↓↓↓

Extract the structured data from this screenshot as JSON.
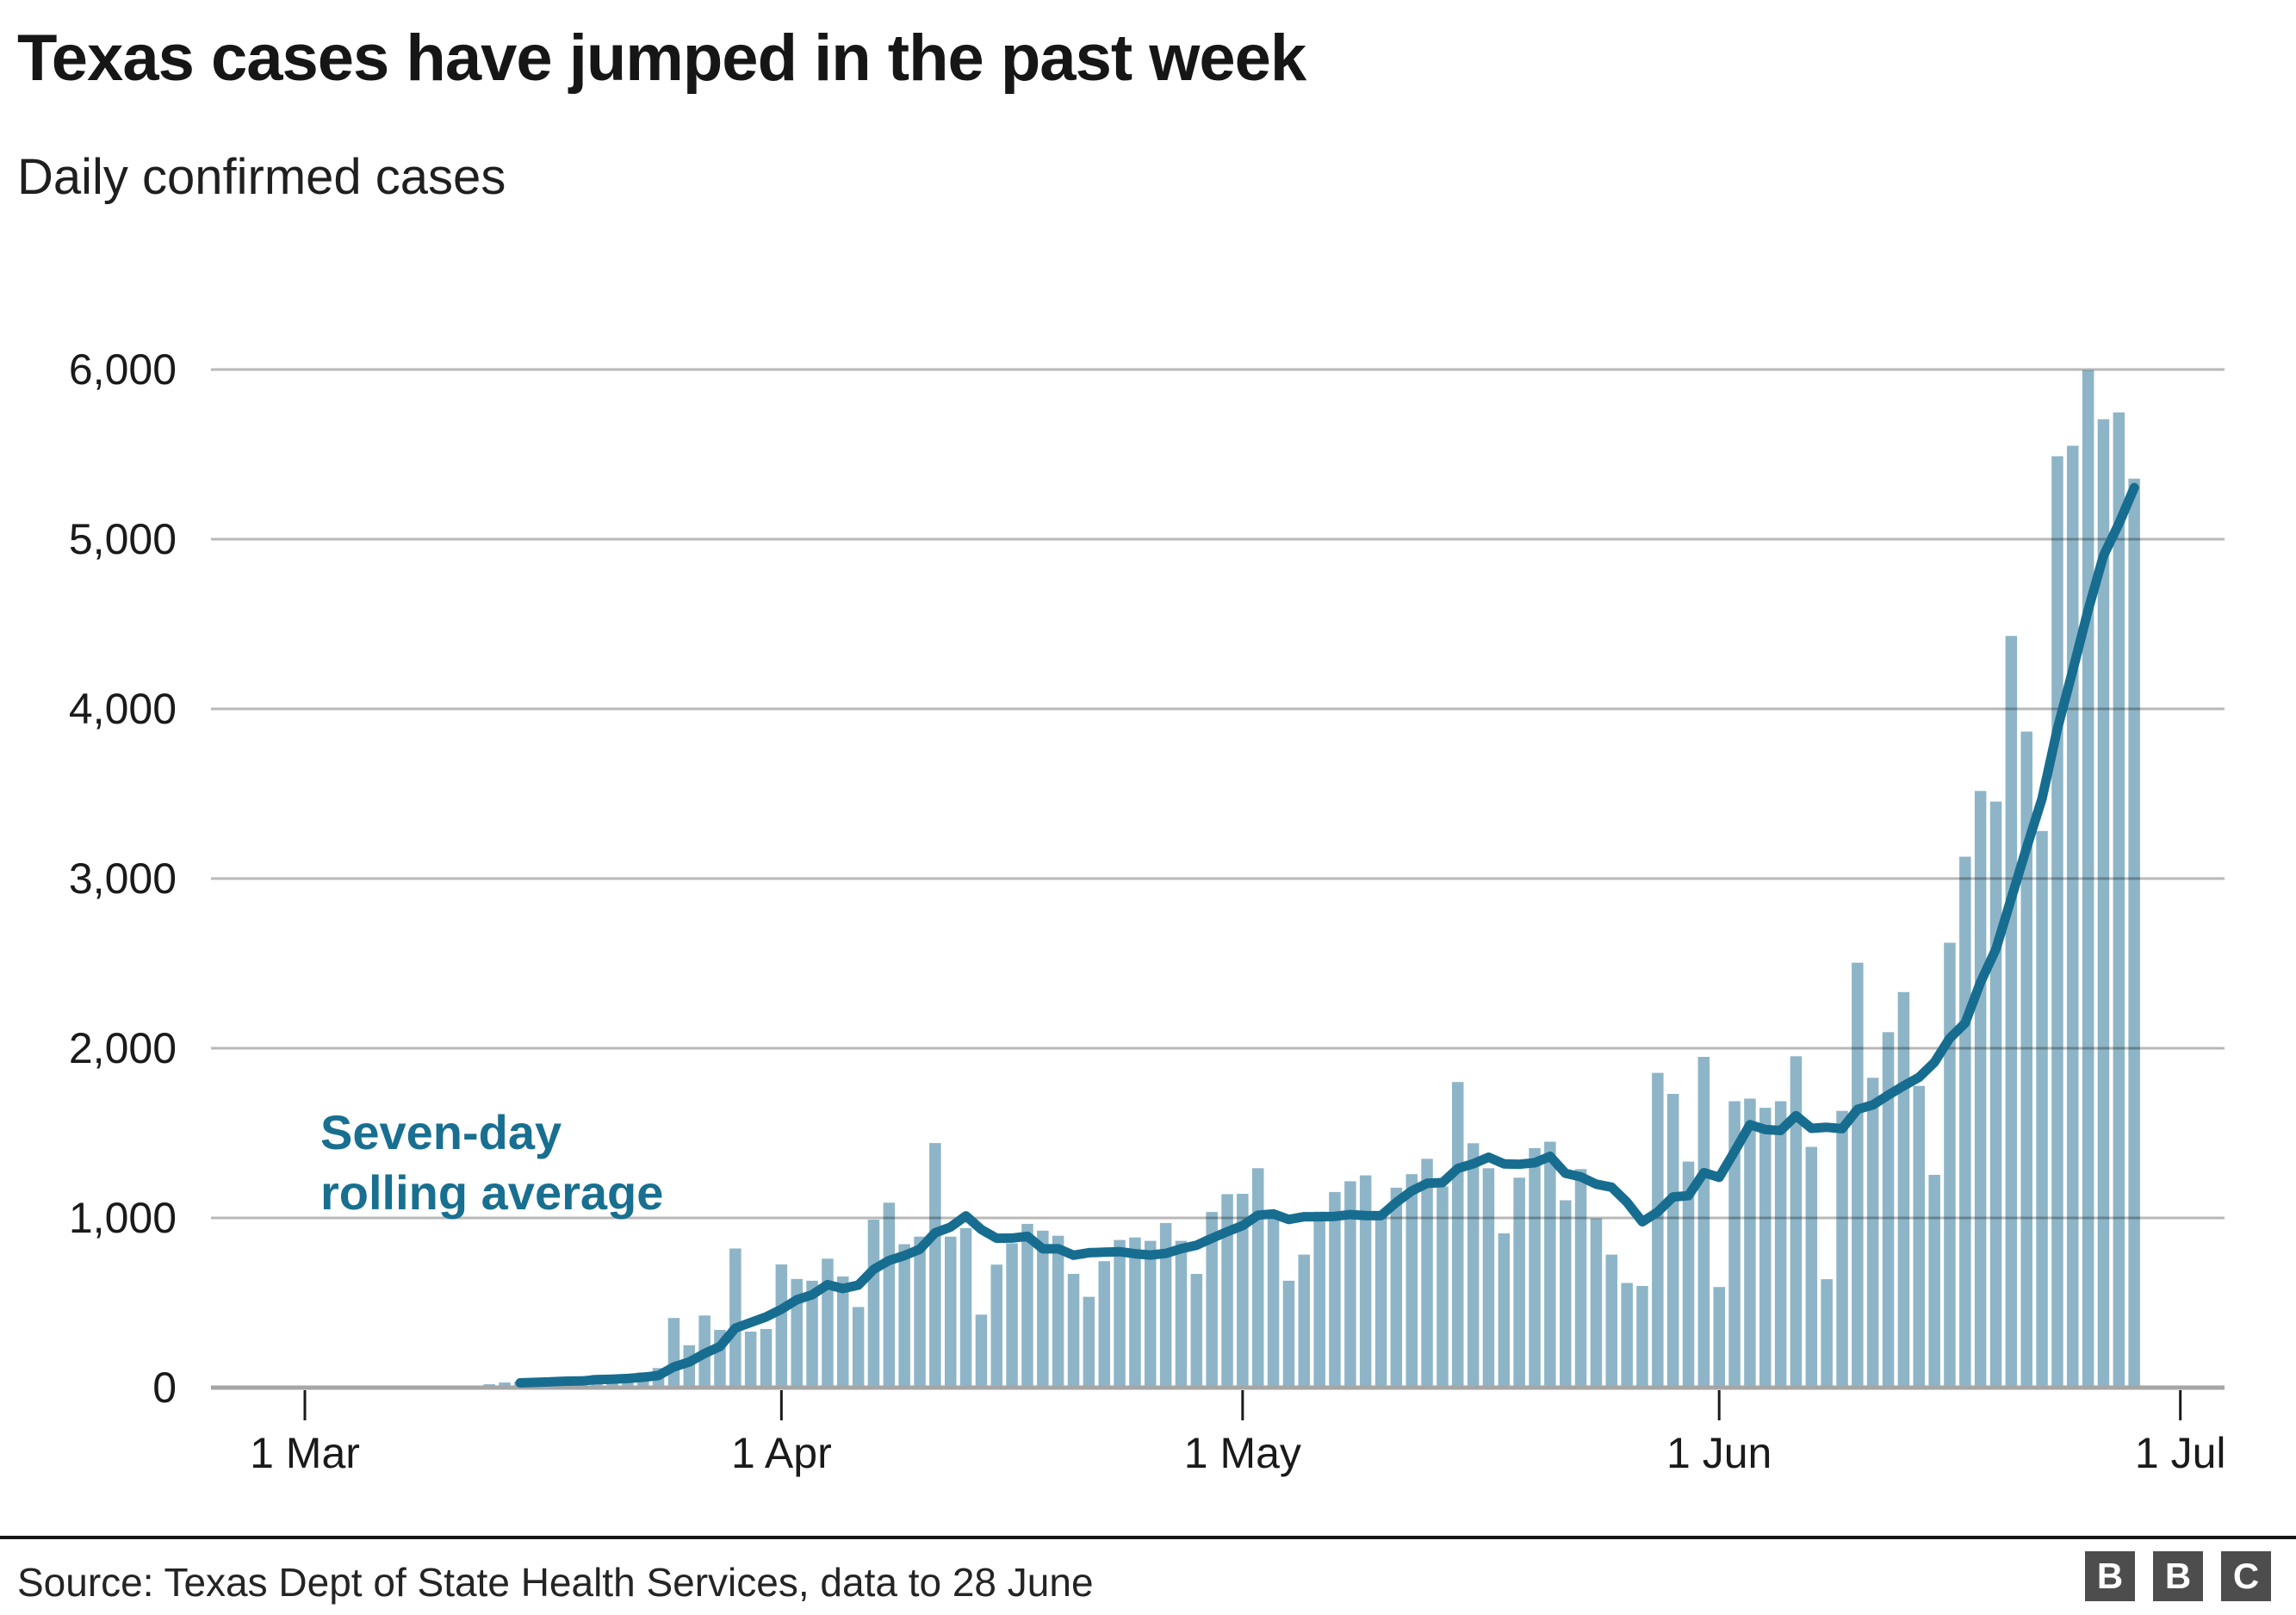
{
  "header": {},
  "annotation": {
    "line1": "Seven-day",
    "line2": "rolling average"
  },
  "footer": {
    "source": "Source: Texas Dept of State Health Services, data to 28 June",
    "logo_letters": {
      "b1": "B",
      "b2": "B",
      "b3": "C"
    }
  },
  "colors": {
    "bar": "#8DB5C7",
    "line": "#176D90",
    "annotation": "#186F90",
    "grid": "rgba(0,0,0,0.28)",
    "baseline": "#a6a6a6",
    "tick": "#1a1a1a",
    "title": "#161616",
    "logo_square": "#4d4d4d"
  },
  "chart_data": {
    "type": "bar",
    "title": "Texas cases have jumped in the past week",
    "subtitle": "Daily confirmed cases",
    "grid": "horizontal",
    "legend_position": "inline-annotation",
    "x": {
      "axis_start_label": "1 Mar",
      "tick_labels": [
        "1 Mar",
        "1 Apr",
        "1 May",
        "1 Jun",
        "1 Jul"
      ],
      "tick_day_offsets": [
        0,
        31,
        61,
        92,
        122
      ],
      "first_bar_day_offset": 12,
      "first_bar_date": "13 Mar",
      "last_bar_date": "28 Jun"
    },
    "y": {
      "min": 0,
      "max": 6000,
      "ticks": [
        0,
        1000,
        2000,
        3000,
        4000,
        5000,
        6000
      ],
      "tick_labels": [
        "0",
        "1,000",
        "2,000",
        "3,000",
        "4,000",
        "5,000",
        "6,000"
      ]
    },
    "series": [
      {
        "name": "Daily confirmed cases",
        "type": "bar",
        "values": [
          20,
          30,
          35,
          40,
          45,
          55,
          50,
          75,
          50,
          65,
          90,
          115,
          410,
          250,
          425,
          340,
          820,
          330,
          345,
          726,
          640,
          630,
          760,
          655,
          475,
          990,
          1090,
          845,
          890,
          1441,
          890,
          940,
          430,
          725,
          850,
          965,
          925,
          895,
          670,
          535,
          745,
          870,
          885,
          865,
          970,
          865,
          670,
          1035,
          1140,
          1142,
          1293,
          1026,
          630,
          784,
          1037,
          1153,
          1216,
          1251,
          1022,
          1178,
          1258,
          1348,
          1186,
          1801,
          1440,
          1293,
          909,
          1237,
          1411,
          1449,
          1104,
          1288,
          997,
          784,
          617,
          599,
          1855,
          1731,
          1332,
          1949,
          593,
          1688,
          1703,
          1649,
          1688,
          1953,
          1419,
          639,
          1631,
          2504,
          1826,
          2095,
          2331,
          1778,
          1254,
          2622,
          3129,
          3516,
          3454,
          4430,
          3866,
          3280,
          5489,
          5551,
          5996,
          5707,
          5747,
          5357
        ]
      },
      {
        "name": "Seven-day rolling average",
        "type": "line",
        "draw_from_index": 2,
        "values": [
          20,
          25,
          28,
          31,
          34,
          38,
          39,
          47,
          50,
          54,
          61,
          71,
          122,
          151,
          201,
          242,
          350,
          384,
          417,
          462,
          518,
          547,
          607,
          584,
          604,
          697,
          749,
          778,
          815,
          912,
          946,
          1012,
          932,
          880,
          881,
          892,
          818,
          819,
          780,
          795,
          798,
          801,
          789,
          781,
          791,
          819,
          839,
          880,
          919,
          955,
          1016,
          1024,
          991,
          1007,
          1007,
          1009,
          1020,
          1014,
          1013,
          1092,
          1159,
          1204,
          1208,
          1292,
          1319,
          1358,
          1319,
          1316,
          1325,
          1363,
          1263,
          1242,
          1199,
          1181,
          1093,
          977,
          1035,
          1124,
          1131,
          1267,
          1239,
          1392,
          1550,
          1521,
          1515,
          1603,
          1528,
          1534,
          1526,
          1640,
          1666,
          1724,
          1778,
          1829,
          1917,
          2059,
          2148,
          2389,
          2583,
          2883,
          3182,
          3471,
          3881,
          4227,
          4581,
          4903,
          5091,
          5304
        ]
      }
    ]
  }
}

↑↑↑

Tell how many lines above contain the word "rolling". Give the number alone.

2